→ REQUEST
Leave out the pictures and restate the rest of the data exactly.
----
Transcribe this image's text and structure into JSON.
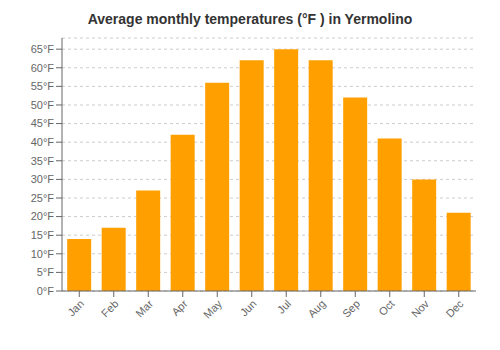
{
  "chart_data": {
    "type": "bar",
    "title": "Average monthly temperatures (°F ) in Yermolino",
    "categories": [
      "Jan",
      "Feb",
      "Mar",
      "Apr",
      "May",
      "Jun",
      "Jul",
      "Aug",
      "Sep",
      "Oct",
      "Nov",
      "Dec"
    ],
    "values": [
      14,
      17,
      27,
      42,
      56,
      62,
      65,
      62,
      52,
      41,
      30,
      21
    ],
    "color": "#FFA000",
    "ylim": [
      0,
      68
    ],
    "yticks": [
      {
        "value": 0,
        "label": "0°F"
      },
      {
        "value": 5,
        "label": "5°F"
      },
      {
        "value": 10,
        "label": "10°F"
      },
      {
        "value": 15,
        "label": "15°F"
      },
      {
        "value": 20,
        "label": "20°F"
      },
      {
        "value": 25,
        "label": "25°F"
      },
      {
        "value": 30,
        "label": "30°F"
      },
      {
        "value": 35,
        "label": "35°F"
      },
      {
        "value": 40,
        "label": "40°F"
      },
      {
        "value": 45,
        "label": "45°F"
      },
      {
        "value": 50,
        "label": "50°F"
      },
      {
        "value": 55,
        "label": "55°F"
      },
      {
        "value": 60,
        "label": "60°F"
      },
      {
        "value": 65,
        "label": "65°F"
      }
    ],
    "grid": true
  }
}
----
→ SOLUTION TO THIS EXERCISE
Transcribe this image's text and structure into JSON.
{
  "chart_data": {
    "type": "bar",
    "title": "Average monthly temperatures (°F ) in Yermolino",
    "categories": [
      "Jan",
      "Feb",
      "Mar",
      "Apr",
      "May",
      "Jun",
      "Jul",
      "Aug",
      "Sep",
      "Oct",
      "Nov",
      "Dec"
    ],
    "values": [
      14,
      17,
      27,
      42,
      56,
      62,
      65,
      62,
      52,
      41,
      30,
      21
    ],
    "color": "#FFA000",
    "ylim": [
      0,
      68
    ],
    "yticks": [
      {
        "value": 0,
        "label": "0°F"
      },
      {
        "value": 5,
        "label": "5°F"
      },
      {
        "value": 10,
        "label": "10°F"
      },
      {
        "value": 15,
        "label": "15°F"
      },
      {
        "value": 20,
        "label": "20°F"
      },
      {
        "value": 25,
        "label": "25°F"
      },
      {
        "value": 30,
        "label": "30°F"
      },
      {
        "value": 35,
        "label": "35°F"
      },
      {
        "value": 40,
        "label": "40°F"
      },
      {
        "value": 45,
        "label": "45°F"
      },
      {
        "value": 50,
        "label": "50°F"
      },
      {
        "value": 55,
        "label": "55°F"
      },
      {
        "value": 60,
        "label": "60°F"
      },
      {
        "value": 65,
        "label": "65°F"
      }
    ],
    "grid": true
  }
}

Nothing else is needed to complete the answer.